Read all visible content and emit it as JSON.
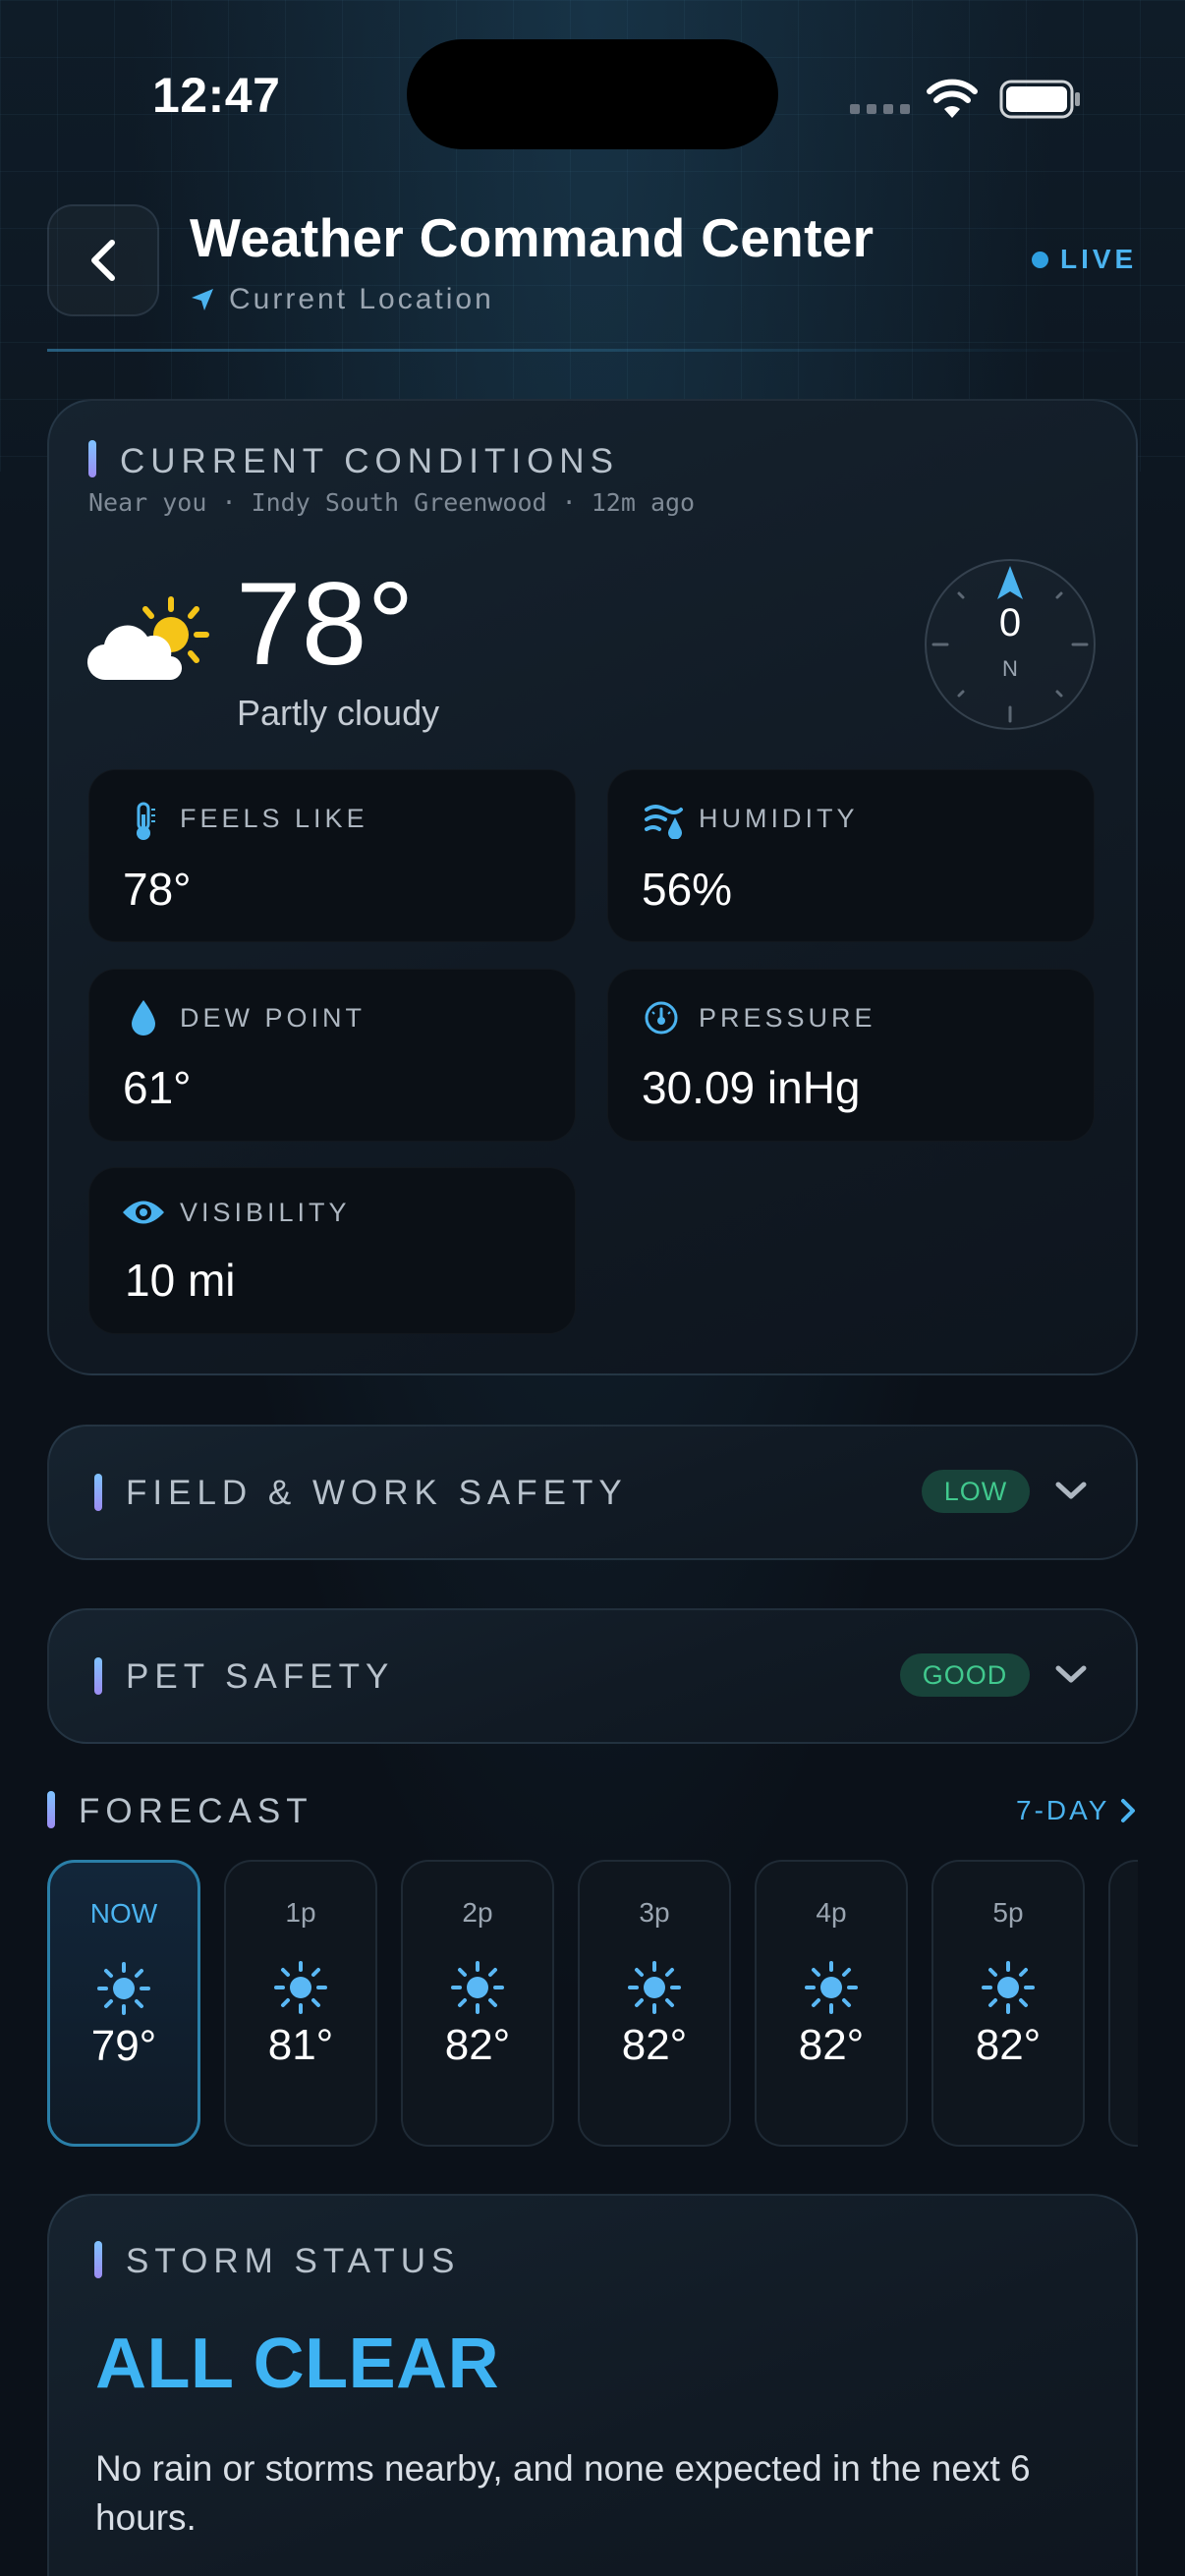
{
  "status_bar": {
    "time": "12:47"
  },
  "header": {
    "title": "Weather Command Center",
    "location": "Current Location",
    "live_label": "LIVE"
  },
  "current": {
    "section_title": "CURRENT CONDITIONS",
    "subtitle": "Near you · Indy South Greenwood · 12m ago",
    "temperature": "78°",
    "condition": "Partly cloudy",
    "wind_speed": "0",
    "wind_dir": "N",
    "metrics": {
      "feels_like": {
        "label": "FEELS LIKE",
        "value": "78°",
        "icon": "thermometer-icon"
      },
      "humidity": {
        "label": "HUMIDITY",
        "value": "56%",
        "icon": "humidity-icon"
      },
      "dew_point": {
        "label": "DEW POINT",
        "value": "61°",
        "icon": "droplet-icon"
      },
      "pressure": {
        "label": "PRESSURE",
        "value": "30.09 inHg",
        "icon": "gauge-icon"
      },
      "visibility": {
        "label": "VISIBILITY",
        "value": "10 mi",
        "icon": "eye-icon"
      }
    }
  },
  "field_safety": {
    "title": "FIELD & WORK SAFETY",
    "badge": "LOW"
  },
  "pet_safety": {
    "title": "PET SAFETY",
    "badge": "GOOD"
  },
  "forecast": {
    "title": "FORECAST",
    "link": "7-DAY",
    "hours": [
      {
        "time": "NOW",
        "temp": "79°",
        "icon": "sun-icon"
      },
      {
        "time": "1p",
        "temp": "81°",
        "icon": "sun-icon"
      },
      {
        "time": "2p",
        "temp": "82°",
        "icon": "sun-icon"
      },
      {
        "time": "3p",
        "temp": "82°",
        "icon": "sun-icon"
      },
      {
        "time": "4p",
        "temp": "82°",
        "icon": "sun-icon"
      },
      {
        "time": "5p",
        "temp": "82°",
        "icon": "sun-icon"
      }
    ]
  },
  "storm": {
    "title": "STORM STATUS",
    "headline": "ALL CLEAR",
    "text": "No rain or storms nearby, and none expected in the next 6 hours."
  },
  "colors": {
    "accent": "#4bb3ef",
    "background": "#0b1119",
    "good_green": "#41c98e",
    "sun_yellow": "#f5c518"
  }
}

= = = = = = =

▸ What you should do
Reproduce each entry verbatim, excluding any embedded images.

▸ Written answer
Read all visible content and emit it as JSON.
{
  "status_bar": {
    "time": "12:47"
  },
  "header": {
    "title": "Weather Command Center",
    "location": "Current Location",
    "live_label": "LIVE"
  },
  "current": {
    "section_title": "CURRENT CONDITIONS",
    "subtitle": "Near you · Indy South Greenwood · 12m ago",
    "temperature": "78°",
    "condition": "Partly cloudy",
    "wind_speed": "0",
    "wind_dir": "N",
    "metrics": {
      "feels_like": {
        "label": "FEELS LIKE",
        "value": "78°",
        "icon": "thermometer-icon"
      },
      "humidity": {
        "label": "HUMIDITY",
        "value": "56%",
        "icon": "humidity-icon"
      },
      "dew_point": {
        "label": "DEW POINT",
        "value": "61°",
        "icon": "droplet-icon"
      },
      "pressure": {
        "label": "PRESSURE",
        "value": "30.09 inHg",
        "icon": "gauge-icon"
      },
      "visibility": {
        "label": "VISIBILITY",
        "value": "10 mi",
        "icon": "eye-icon"
      }
    }
  },
  "field_safety": {
    "title": "FIELD & WORK SAFETY",
    "badge": "LOW"
  },
  "pet_safety": {
    "title": "PET SAFETY",
    "badge": "GOOD"
  },
  "forecast": {
    "title": "FORECAST",
    "link": "7-DAY",
    "hours": [
      {
        "time": "NOW",
        "temp": "79°",
        "icon": "sun-icon"
      },
      {
        "time": "1p",
        "temp": "81°",
        "icon": "sun-icon"
      },
      {
        "time": "2p",
        "temp": "82°",
        "icon": "sun-icon"
      },
      {
        "time": "3p",
        "temp": "82°",
        "icon": "sun-icon"
      },
      {
        "time": "4p",
        "temp": "82°",
        "icon": "sun-icon"
      },
      {
        "time": "5p",
        "temp": "82°",
        "icon": "sun-icon"
      }
    ]
  },
  "storm": {
    "title": "STORM STATUS",
    "headline": "ALL CLEAR",
    "text": "No rain or storms nearby, and none expected in the next 6 hours."
  },
  "colors": {
    "accent": "#4bb3ef",
    "background": "#0b1119",
    "good_green": "#41c98e",
    "sun_yellow": "#f5c518"
  }
}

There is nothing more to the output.